_Your goal_. Keep only the lines that hold the string "this", filtering out the rest of the entries below.
---------- Task input ----------
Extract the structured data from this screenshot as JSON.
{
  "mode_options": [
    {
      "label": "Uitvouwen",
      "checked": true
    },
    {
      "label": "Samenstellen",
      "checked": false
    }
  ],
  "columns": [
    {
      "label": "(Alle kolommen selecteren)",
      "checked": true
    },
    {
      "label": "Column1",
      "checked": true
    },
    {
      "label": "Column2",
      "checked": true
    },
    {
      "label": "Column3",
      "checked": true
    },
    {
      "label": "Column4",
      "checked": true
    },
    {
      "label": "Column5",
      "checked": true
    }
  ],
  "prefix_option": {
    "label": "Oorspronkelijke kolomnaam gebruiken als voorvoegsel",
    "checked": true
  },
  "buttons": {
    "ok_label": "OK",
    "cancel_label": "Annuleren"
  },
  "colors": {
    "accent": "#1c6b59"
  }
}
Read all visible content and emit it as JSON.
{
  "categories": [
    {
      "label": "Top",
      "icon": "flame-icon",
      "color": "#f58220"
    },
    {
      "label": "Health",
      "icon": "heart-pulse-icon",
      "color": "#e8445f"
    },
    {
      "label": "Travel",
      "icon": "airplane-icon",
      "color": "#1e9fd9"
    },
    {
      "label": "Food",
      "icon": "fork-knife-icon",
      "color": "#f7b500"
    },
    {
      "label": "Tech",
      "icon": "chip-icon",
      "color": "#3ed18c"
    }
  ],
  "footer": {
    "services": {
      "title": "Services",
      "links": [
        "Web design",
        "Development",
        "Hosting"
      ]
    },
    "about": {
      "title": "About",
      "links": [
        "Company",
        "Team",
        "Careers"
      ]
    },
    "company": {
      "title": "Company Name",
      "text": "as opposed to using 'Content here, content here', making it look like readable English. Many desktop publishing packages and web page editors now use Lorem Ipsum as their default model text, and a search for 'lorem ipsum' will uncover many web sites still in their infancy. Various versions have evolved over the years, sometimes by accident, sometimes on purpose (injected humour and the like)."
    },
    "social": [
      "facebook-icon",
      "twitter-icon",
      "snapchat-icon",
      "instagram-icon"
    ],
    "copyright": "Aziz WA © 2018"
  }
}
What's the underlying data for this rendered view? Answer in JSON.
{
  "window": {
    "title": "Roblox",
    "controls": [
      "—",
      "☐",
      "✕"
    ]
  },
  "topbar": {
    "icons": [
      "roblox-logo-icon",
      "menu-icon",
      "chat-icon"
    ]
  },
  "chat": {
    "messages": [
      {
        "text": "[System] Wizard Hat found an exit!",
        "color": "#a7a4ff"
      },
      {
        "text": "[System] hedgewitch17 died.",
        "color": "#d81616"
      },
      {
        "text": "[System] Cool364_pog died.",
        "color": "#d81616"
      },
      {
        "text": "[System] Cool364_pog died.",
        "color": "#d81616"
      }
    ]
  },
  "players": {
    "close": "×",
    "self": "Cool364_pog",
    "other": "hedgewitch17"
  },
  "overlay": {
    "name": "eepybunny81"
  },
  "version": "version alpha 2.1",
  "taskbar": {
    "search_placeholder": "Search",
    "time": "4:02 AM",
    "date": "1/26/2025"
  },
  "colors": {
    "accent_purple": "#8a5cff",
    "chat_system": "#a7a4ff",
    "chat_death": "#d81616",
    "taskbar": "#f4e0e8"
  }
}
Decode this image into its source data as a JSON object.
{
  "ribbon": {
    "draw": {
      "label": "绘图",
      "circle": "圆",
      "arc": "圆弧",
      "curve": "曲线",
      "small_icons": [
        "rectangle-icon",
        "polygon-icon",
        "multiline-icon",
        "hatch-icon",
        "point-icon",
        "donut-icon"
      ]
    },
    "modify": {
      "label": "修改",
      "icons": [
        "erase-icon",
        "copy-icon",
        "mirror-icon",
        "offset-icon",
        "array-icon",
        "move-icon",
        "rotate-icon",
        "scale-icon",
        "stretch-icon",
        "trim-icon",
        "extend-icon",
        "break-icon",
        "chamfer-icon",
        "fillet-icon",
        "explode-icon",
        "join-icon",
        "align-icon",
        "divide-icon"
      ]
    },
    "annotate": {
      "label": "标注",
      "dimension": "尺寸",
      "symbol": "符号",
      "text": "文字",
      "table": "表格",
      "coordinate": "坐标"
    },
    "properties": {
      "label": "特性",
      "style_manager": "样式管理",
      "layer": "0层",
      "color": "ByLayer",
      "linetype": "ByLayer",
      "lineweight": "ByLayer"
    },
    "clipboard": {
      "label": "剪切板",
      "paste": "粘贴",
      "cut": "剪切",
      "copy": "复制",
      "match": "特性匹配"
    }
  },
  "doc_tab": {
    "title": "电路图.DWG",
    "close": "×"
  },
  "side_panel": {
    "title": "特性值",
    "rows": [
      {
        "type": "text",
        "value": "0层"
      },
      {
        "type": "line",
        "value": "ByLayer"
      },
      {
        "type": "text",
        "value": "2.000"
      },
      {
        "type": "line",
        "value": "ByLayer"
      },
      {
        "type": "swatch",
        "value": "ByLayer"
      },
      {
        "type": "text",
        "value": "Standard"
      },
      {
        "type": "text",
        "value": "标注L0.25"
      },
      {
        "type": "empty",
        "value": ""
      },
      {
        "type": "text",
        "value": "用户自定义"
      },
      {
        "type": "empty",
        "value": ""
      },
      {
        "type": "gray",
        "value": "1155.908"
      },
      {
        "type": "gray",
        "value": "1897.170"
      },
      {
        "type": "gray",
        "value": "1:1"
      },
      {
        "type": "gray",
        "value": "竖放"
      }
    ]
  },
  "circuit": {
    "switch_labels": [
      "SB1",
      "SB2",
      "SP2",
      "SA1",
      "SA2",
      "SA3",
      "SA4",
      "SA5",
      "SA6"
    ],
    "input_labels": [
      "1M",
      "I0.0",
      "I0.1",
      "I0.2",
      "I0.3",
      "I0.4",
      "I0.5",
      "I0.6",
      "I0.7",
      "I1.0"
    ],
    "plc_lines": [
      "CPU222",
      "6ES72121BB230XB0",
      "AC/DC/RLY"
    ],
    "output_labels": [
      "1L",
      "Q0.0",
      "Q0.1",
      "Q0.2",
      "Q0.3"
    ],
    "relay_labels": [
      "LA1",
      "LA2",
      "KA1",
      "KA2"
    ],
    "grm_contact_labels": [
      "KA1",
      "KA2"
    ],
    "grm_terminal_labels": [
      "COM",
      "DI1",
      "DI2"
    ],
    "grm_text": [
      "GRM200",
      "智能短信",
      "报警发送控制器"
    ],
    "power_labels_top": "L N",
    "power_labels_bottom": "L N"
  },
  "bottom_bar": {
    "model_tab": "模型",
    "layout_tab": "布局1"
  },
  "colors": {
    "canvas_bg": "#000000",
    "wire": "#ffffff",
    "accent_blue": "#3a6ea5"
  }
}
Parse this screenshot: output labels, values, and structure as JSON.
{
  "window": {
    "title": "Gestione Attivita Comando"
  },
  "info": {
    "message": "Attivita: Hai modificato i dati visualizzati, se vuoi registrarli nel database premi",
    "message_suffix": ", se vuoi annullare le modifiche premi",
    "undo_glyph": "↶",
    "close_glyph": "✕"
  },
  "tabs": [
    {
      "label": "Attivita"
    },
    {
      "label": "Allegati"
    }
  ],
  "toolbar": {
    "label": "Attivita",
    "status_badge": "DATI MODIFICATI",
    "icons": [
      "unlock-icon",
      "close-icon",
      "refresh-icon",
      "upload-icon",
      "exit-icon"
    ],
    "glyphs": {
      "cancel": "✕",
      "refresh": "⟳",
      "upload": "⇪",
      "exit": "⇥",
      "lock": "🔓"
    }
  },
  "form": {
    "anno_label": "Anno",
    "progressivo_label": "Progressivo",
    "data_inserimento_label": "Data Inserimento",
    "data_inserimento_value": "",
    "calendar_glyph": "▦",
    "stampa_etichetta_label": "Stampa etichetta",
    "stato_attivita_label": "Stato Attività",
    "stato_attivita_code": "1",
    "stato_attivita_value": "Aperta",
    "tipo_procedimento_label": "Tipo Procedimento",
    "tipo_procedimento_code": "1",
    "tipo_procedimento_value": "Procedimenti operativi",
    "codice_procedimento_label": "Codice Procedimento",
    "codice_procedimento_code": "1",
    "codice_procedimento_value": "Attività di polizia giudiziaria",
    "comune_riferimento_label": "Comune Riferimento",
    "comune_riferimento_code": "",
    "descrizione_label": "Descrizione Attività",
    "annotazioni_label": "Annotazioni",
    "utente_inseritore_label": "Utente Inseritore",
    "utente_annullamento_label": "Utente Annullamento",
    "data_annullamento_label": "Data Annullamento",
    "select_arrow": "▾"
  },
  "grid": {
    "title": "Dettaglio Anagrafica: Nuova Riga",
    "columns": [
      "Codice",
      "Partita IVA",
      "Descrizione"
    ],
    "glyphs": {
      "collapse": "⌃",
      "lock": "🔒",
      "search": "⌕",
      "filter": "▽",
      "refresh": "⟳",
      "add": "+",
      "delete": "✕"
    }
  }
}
----------
_Task result_.
Extract the structured data from this screenshot as JSON.
What's the underlying data for this rendered view? Answer in JSON.
Decode this image into its source data as a JSON object.
Parse this screenshot: output labels, values, and structure as JSON.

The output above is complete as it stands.